→ Record da elaborare:
######

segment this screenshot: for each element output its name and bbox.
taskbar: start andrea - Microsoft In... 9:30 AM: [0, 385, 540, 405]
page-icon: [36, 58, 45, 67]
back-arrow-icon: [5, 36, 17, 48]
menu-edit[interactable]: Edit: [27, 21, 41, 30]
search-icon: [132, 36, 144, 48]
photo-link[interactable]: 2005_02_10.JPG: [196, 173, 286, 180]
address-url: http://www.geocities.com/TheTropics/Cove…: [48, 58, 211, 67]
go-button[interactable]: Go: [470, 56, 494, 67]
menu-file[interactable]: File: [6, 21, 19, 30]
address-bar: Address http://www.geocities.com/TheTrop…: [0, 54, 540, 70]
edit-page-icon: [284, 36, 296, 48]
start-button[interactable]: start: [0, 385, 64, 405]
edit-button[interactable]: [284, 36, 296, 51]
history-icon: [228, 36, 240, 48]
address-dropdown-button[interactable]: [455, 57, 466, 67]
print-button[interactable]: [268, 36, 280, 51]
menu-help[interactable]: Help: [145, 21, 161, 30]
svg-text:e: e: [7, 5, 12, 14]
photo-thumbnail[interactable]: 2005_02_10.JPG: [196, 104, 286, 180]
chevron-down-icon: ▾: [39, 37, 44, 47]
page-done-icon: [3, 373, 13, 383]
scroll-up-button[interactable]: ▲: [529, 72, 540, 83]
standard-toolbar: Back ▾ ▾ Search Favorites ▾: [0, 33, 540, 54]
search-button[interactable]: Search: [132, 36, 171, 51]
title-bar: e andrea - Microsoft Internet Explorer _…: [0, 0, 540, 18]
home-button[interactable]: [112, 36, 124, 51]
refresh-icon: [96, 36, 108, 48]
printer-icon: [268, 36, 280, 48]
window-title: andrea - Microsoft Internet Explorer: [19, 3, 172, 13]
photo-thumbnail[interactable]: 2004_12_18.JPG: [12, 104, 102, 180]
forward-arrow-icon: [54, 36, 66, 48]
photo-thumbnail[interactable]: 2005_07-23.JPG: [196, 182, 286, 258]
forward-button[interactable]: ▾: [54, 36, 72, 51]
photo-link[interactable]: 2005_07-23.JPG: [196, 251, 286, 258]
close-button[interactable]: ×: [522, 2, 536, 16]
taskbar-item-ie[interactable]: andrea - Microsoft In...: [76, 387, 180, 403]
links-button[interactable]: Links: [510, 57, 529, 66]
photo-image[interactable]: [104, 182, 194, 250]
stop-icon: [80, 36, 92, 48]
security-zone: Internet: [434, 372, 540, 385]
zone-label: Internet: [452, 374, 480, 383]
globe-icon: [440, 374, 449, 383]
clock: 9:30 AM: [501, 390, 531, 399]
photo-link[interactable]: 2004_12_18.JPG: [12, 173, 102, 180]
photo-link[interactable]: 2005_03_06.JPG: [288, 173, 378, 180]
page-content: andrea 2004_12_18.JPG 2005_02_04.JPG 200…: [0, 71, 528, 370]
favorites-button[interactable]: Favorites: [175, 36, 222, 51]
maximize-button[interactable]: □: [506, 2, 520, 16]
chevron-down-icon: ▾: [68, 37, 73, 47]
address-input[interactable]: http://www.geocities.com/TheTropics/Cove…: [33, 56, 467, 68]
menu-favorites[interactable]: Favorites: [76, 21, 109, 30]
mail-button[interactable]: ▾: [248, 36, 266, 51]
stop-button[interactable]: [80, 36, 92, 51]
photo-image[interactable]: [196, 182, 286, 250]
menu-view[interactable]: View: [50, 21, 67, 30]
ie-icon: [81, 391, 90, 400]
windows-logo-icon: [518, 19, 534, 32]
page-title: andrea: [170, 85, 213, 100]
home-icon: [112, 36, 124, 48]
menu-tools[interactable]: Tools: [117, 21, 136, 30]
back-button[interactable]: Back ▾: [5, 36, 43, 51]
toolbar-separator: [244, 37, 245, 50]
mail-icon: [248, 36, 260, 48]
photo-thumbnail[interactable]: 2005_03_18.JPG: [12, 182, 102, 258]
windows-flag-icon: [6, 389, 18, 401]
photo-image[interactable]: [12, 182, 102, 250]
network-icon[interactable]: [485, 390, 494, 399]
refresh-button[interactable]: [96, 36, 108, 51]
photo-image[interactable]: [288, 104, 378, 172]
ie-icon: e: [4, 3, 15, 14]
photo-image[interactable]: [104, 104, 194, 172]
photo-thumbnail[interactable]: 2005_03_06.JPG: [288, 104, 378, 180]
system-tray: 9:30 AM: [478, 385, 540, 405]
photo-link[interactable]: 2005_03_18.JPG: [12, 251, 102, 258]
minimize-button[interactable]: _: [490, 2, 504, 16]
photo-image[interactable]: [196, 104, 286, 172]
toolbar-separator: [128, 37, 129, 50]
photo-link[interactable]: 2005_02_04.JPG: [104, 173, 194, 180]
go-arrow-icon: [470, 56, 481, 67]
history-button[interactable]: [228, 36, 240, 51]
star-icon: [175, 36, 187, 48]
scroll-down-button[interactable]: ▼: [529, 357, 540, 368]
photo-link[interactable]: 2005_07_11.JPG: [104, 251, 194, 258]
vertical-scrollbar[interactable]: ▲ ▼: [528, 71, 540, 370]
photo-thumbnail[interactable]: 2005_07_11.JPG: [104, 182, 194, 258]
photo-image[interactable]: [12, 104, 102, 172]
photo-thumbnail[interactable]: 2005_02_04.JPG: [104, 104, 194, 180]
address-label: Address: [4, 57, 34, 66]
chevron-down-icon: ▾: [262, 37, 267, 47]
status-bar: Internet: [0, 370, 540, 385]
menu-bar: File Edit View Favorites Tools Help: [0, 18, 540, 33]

######

→ Consegna: Riporta i record sostituendo ogni occorrenza di "photo-link" con "photo-caption" e lasciando invariato tutto il resto.

→ Risposta completa:
segment this screenshot: for each element output its name and bbox.
taskbar: start andrea - Microsoft In... 9:30 AM: [0, 385, 540, 405]
page-icon: [36, 58, 45, 67]
back-arrow-icon: [5, 36, 17, 48]
menu-edit[interactable]: Edit: [27, 21, 41, 30]
search-icon: [132, 36, 144, 48]
photo-caption[interactable]: 2005_02_10.JPG: [196, 173, 286, 180]
address-url: http://www.geocities.com/TheTropics/Cove…: [48, 58, 211, 67]
go-button[interactable]: Go: [470, 56, 494, 67]
menu-file[interactable]: File: [6, 21, 19, 30]
address-bar: Address http://www.geocities.com/TheTrop…: [0, 54, 540, 70]
edit-page-icon: [284, 36, 296, 48]
start-button[interactable]: start: [0, 385, 64, 405]
edit-button[interactable]: [284, 36, 296, 51]
history-icon: [228, 36, 240, 48]
address-dropdown-button[interactable]: [455, 57, 466, 67]
print-button[interactable]: [268, 36, 280, 51]
menu-help[interactable]: Help: [145, 21, 161, 30]
svg-text:e: e: [7, 5, 12, 14]
photo-thumbnail[interactable]: 2005_02_10.JPG: [196, 104, 286, 180]
chevron-down-icon: ▾: [39, 37, 44, 47]
page-done-icon: [3, 373, 13, 383]
scroll-up-button[interactable]: ▲: [529, 72, 540, 83]
standard-toolbar: Back ▾ ▾ Search Favorites ▾: [0, 33, 540, 54]
search-button[interactable]: Search: [132, 36, 171, 51]
title-bar: e andrea - Microsoft Internet Explorer _…: [0, 0, 540, 18]
home-button[interactable]: [112, 36, 124, 51]
refresh-icon: [96, 36, 108, 48]
printer-icon: [268, 36, 280, 48]
window-title: andrea - Microsoft Internet Explorer: [19, 3, 172, 13]
photo-thumbnail[interactable]: 2004_12_18.JPG: [12, 104, 102, 180]
forward-arrow-icon: [54, 36, 66, 48]
photo-thumbnail[interactable]: 2005_07-23.JPG: [196, 182, 286, 258]
forward-button[interactable]: ▾: [54, 36, 72, 51]
photo-caption[interactable]: 2005_07-23.JPG: [196, 251, 286, 258]
close-button[interactable]: ×: [522, 2, 536, 16]
taskbar-item-ie[interactable]: andrea - Microsoft In...: [76, 387, 180, 403]
links-button[interactable]: Links: [510, 57, 529, 66]
photo-image[interactable]: [104, 182, 194, 250]
stop-icon: [80, 36, 92, 48]
security-zone: Internet: [434, 372, 540, 385]
zone-label: Internet: [452, 374, 480, 383]
globe-icon: [440, 374, 449, 383]
clock: 9:30 AM: [501, 390, 531, 399]
photo-caption[interactable]: 2004_12_18.JPG: [12, 173, 102, 180]
photo-caption[interactable]: 2005_03_06.JPG: [288, 173, 378, 180]
page-content: andrea 2004_12_18.JPG 2005_02_04.JPG 200…: [0, 71, 528, 370]
favorites-button[interactable]: Favorites: [175, 36, 222, 51]
maximize-button[interactable]: □: [506, 2, 520, 16]
chevron-down-icon: ▾: [68, 37, 73, 47]
address-input[interactable]: http://www.geocities.com/TheTropics/Cove…: [33, 56, 467, 68]
menu-favorites[interactable]: Favorites: [76, 21, 109, 30]
mail-button[interactable]: ▾: [248, 36, 266, 51]
stop-button[interactable]: [80, 36, 92, 51]
photo-image[interactable]: [196, 182, 286, 250]
menu-view[interactable]: View: [50, 21, 67, 30]
ie-icon: [81, 391, 90, 400]
windows-logo-icon: [518, 19, 534, 32]
page-title: andrea: [170, 85, 213, 100]
home-icon: [112, 36, 124, 48]
menu-tools[interactable]: Tools: [117, 21, 136, 30]
back-button[interactable]: Back ▾: [5, 36, 43, 51]
toolbar-separator: [244, 37, 245, 50]
mail-icon: [248, 36, 260, 48]
photo-thumbnail[interactable]: 2005_03_18.JPG: [12, 182, 102, 258]
windows-flag-icon: [6, 389, 18, 401]
photo-image[interactable]: [12, 182, 102, 250]
network-icon[interactable]: [485, 390, 494, 399]
refresh-button[interactable]: [96, 36, 108, 51]
photo-image[interactable]: [288, 104, 378, 172]
ie-icon: e: [4, 3, 15, 14]
photo-image[interactable]: [104, 104, 194, 172]
photo-thumbnail[interactable]: 2005_03_06.JPG: [288, 104, 378, 180]
system-tray: 9:30 AM: [478, 385, 540, 405]
photo-caption[interactable]: 2005_03_18.JPG: [12, 251, 102, 258]
minimize-button[interactable]: _: [490, 2, 504, 16]
photo-image[interactable]: [196, 104, 286, 172]
toolbar-separator: [128, 37, 129, 50]
photo-caption[interactable]: 2005_02_04.JPG: [104, 173, 194, 180]
go-arrow-icon: [470, 56, 481, 67]
history-button[interactable]: [228, 36, 240, 51]
star-icon: [175, 36, 187, 48]
scroll-down-button[interactable]: ▼: [529, 357, 540, 368]
photo-caption[interactable]: 2005_07_11.JPG: [104, 251, 194, 258]
vertical-scrollbar[interactable]: ▲ ▼: [528, 71, 540, 370]
photo-thumbnail[interactable]: 2005_07_11.JPG: [104, 182, 194, 258]
photo-image[interactable]: [12, 104, 102, 172]
photo-thumbnail[interactable]: 2005_02_04.JPG: [104, 104, 194, 180]
address-label: Address: [4, 57, 34, 66]
chevron-down-icon: ▾: [262, 37, 267, 47]
status-bar: Internet: [0, 370, 540, 385]
menu-bar: File Edit View Favorites Tools Help: [0, 18, 540, 33]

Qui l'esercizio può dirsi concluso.